## Dataset entries
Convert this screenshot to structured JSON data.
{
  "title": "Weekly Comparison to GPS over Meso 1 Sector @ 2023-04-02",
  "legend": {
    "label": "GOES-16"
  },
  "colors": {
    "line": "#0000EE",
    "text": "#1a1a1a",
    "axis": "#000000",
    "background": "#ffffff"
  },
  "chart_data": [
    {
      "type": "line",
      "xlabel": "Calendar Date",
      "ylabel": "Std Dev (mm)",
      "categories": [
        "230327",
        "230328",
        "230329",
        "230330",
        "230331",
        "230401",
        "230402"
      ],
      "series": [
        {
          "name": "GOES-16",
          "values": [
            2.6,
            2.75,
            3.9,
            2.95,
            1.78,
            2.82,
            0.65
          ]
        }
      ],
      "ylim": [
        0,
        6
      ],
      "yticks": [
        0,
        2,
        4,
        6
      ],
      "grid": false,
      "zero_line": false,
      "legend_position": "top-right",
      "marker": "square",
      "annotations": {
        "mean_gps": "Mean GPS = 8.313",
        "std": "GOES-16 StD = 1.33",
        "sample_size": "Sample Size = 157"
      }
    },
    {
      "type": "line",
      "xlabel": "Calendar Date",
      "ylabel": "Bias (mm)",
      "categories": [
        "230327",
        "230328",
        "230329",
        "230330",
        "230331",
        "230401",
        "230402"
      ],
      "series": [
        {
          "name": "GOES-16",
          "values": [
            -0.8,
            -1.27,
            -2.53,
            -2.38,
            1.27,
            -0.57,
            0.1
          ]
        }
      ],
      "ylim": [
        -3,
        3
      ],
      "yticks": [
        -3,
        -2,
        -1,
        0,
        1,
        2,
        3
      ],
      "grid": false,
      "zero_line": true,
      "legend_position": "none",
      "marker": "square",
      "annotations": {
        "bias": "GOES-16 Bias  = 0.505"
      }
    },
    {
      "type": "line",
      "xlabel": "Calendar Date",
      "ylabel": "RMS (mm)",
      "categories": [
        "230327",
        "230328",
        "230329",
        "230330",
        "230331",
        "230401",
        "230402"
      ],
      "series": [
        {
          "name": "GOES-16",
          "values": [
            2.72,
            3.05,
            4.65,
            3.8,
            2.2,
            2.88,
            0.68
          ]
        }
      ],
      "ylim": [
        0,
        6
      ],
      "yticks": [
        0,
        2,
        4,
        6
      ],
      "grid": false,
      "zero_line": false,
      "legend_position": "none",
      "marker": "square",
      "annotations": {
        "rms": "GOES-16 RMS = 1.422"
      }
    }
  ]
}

## What needs to be done
Give the material above again, word for word.

## The result
Convert this screenshot to structured JSON data.
{
  "title": "Weekly Comparison to GPS over Meso 1 Sector @ 2023-04-02",
  "legend": {
    "label": "GOES-16"
  },
  "colors": {
    "line": "#0000EE",
    "text": "#1a1a1a",
    "axis": "#000000",
    "background": "#ffffff"
  },
  "chart_data": [
    {
      "type": "line",
      "xlabel": "Calendar Date",
      "ylabel": "Std Dev (mm)",
      "categories": [
        "230327",
        "230328",
        "230329",
        "230330",
        "230331",
        "230401",
        "230402"
      ],
      "series": [
        {
          "name": "GOES-16",
          "values": [
            2.6,
            2.75,
            3.9,
            2.95,
            1.78,
            2.82,
            0.65
          ]
        }
      ],
      "ylim": [
        0,
        6
      ],
      "yticks": [
        0,
        2,
        4,
        6
      ],
      "grid": false,
      "zero_line": false,
      "legend_position": "top-right",
      "marker": "square",
      "annotations": {
        "mean_gps": "Mean GPS = 8.313",
        "std": "GOES-16 StD = 1.33",
        "sample_size": "Sample Size = 157"
      }
    },
    {
      "type": "line",
      "xlabel": "Calendar Date",
      "ylabel": "Bias (mm)",
      "categories": [
        "230327",
        "230328",
        "230329",
        "230330",
        "230331",
        "230401",
        "230402"
      ],
      "series": [
        {
          "name": "GOES-16",
          "values": [
            -0.8,
            -1.27,
            -2.53,
            -2.38,
            1.27,
            -0.57,
            0.1
          ]
        }
      ],
      "ylim": [
        -3,
        3
      ],
      "yticks": [
        -3,
        -2,
        -1,
        0,
        1,
        2,
        3
      ],
      "grid": false,
      "zero_line": true,
      "legend_position": "none",
      "marker": "square",
      "annotations": {
        "bias": "GOES-16 Bias  = 0.505"
      }
    },
    {
      "type": "line",
      "xlabel": "Calendar Date",
      "ylabel": "RMS (mm)",
      "categories": [
        "230327",
        "230328",
        "230329",
        "230330",
        "230331",
        "230401",
        "230402"
      ],
      "series": [
        {
          "name": "GOES-16",
          "values": [
            2.72,
            3.05,
            4.65,
            3.8,
            2.2,
            2.88,
            0.68
          ]
        }
      ],
      "ylim": [
        0,
        6
      ],
      "yticks": [
        0,
        2,
        4,
        6
      ],
      "grid": false,
      "zero_line": false,
      "legend_position": "none",
      "marker": "square",
      "annotations": {
        "rms": "GOES-16 RMS = 1.422"
      }
    }
  ]
}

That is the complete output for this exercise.